Dataset entries:
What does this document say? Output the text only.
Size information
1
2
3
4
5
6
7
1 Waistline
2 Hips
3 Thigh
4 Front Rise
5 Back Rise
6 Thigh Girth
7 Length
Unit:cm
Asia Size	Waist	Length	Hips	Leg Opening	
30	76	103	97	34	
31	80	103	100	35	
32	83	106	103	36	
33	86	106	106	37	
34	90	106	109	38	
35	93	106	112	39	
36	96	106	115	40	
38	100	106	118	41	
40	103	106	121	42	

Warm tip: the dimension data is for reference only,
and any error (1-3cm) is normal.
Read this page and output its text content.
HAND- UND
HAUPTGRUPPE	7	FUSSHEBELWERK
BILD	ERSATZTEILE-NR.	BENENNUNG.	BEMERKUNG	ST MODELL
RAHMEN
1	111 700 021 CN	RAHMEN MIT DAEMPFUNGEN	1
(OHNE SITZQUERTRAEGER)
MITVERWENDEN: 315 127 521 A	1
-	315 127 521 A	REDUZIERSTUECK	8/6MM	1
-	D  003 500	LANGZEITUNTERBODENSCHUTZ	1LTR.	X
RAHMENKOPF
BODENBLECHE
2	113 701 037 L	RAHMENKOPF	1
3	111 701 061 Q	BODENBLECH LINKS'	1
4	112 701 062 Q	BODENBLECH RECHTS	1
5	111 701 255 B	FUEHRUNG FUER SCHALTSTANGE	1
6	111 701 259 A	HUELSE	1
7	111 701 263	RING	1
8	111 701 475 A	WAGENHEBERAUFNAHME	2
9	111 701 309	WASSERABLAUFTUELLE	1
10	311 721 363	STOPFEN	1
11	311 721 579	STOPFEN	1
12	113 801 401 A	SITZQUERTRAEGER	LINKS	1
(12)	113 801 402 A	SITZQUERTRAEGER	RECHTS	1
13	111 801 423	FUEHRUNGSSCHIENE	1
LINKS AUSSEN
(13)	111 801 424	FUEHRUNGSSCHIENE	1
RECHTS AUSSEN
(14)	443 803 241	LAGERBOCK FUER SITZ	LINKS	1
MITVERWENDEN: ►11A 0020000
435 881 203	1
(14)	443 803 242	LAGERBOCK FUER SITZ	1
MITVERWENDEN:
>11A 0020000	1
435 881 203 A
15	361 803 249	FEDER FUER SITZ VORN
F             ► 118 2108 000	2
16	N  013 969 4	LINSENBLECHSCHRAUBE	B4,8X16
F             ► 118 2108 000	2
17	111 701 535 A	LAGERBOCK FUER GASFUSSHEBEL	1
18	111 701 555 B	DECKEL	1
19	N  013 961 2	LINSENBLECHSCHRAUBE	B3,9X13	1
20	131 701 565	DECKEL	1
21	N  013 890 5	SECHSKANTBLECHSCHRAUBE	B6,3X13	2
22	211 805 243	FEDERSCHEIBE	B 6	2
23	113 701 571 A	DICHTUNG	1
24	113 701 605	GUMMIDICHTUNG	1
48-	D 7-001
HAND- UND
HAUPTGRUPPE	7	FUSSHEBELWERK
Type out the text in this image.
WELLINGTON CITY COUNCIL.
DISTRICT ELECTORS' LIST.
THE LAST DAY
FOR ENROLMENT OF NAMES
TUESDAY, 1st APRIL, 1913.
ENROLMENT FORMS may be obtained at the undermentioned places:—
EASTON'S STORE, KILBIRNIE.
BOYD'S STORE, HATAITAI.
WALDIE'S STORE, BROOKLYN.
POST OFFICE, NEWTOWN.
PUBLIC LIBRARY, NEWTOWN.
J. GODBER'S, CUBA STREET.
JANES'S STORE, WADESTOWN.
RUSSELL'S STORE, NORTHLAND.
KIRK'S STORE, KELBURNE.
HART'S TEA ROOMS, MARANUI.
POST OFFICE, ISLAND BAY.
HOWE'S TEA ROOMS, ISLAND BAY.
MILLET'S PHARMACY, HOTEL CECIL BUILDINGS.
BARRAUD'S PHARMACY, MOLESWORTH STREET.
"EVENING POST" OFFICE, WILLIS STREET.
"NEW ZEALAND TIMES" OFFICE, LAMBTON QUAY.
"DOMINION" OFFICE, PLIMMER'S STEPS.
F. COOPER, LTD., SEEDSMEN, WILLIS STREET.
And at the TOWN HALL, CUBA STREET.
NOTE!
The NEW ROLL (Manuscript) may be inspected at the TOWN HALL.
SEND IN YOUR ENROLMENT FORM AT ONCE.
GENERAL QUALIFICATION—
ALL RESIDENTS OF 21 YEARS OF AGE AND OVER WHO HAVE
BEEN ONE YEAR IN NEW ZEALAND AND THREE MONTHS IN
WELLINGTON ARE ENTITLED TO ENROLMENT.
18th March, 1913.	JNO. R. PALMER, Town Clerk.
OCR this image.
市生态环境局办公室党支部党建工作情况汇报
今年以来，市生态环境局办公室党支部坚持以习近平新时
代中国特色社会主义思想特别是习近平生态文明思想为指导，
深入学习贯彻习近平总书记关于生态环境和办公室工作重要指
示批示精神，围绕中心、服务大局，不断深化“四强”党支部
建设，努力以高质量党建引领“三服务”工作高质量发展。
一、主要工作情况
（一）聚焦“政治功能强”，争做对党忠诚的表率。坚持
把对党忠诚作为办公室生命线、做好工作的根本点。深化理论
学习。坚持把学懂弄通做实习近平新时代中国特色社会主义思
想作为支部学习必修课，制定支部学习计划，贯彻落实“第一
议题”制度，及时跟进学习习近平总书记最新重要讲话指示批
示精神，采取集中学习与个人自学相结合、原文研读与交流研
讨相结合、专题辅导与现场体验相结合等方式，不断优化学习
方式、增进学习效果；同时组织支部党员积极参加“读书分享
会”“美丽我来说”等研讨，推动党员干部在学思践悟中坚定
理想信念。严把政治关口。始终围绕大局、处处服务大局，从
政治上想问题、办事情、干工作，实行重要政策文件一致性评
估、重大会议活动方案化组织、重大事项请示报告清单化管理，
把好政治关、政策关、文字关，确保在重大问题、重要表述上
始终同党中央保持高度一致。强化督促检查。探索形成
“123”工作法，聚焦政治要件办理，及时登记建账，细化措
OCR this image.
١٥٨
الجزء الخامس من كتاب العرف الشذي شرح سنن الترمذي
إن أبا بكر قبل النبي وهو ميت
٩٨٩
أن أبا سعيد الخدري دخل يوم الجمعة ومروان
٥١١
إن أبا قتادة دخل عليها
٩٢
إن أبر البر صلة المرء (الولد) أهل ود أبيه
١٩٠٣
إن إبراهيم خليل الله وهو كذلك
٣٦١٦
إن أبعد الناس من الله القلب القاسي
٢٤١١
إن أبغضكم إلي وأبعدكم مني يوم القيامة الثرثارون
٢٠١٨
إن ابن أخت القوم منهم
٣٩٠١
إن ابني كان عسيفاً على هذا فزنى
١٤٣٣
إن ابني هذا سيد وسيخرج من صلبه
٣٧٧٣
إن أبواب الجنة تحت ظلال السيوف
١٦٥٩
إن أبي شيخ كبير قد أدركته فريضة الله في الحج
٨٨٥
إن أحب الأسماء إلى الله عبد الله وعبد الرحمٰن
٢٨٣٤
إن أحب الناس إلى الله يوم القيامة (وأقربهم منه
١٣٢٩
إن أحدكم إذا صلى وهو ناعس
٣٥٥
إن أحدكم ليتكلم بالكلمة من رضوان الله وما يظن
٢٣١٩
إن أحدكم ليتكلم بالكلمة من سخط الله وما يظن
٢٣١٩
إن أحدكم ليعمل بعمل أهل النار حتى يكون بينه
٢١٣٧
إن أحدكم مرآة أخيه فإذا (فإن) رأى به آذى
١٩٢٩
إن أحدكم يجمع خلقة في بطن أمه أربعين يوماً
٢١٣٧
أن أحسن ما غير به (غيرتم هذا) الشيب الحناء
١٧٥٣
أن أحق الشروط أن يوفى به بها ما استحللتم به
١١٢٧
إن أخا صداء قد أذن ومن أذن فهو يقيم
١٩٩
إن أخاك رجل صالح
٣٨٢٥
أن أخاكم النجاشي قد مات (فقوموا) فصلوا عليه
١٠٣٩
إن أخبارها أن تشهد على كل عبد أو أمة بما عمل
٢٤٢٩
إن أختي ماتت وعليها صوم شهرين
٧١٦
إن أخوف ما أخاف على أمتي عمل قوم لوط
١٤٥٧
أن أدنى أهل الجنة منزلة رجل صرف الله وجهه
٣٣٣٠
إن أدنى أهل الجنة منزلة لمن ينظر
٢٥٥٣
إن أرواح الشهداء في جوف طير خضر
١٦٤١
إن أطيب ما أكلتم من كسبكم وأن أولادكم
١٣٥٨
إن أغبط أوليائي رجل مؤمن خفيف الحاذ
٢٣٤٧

Requirement:
Using the records above, say how many lines include the string "بالكلمة". Only the number is wanted.

Task solution:
2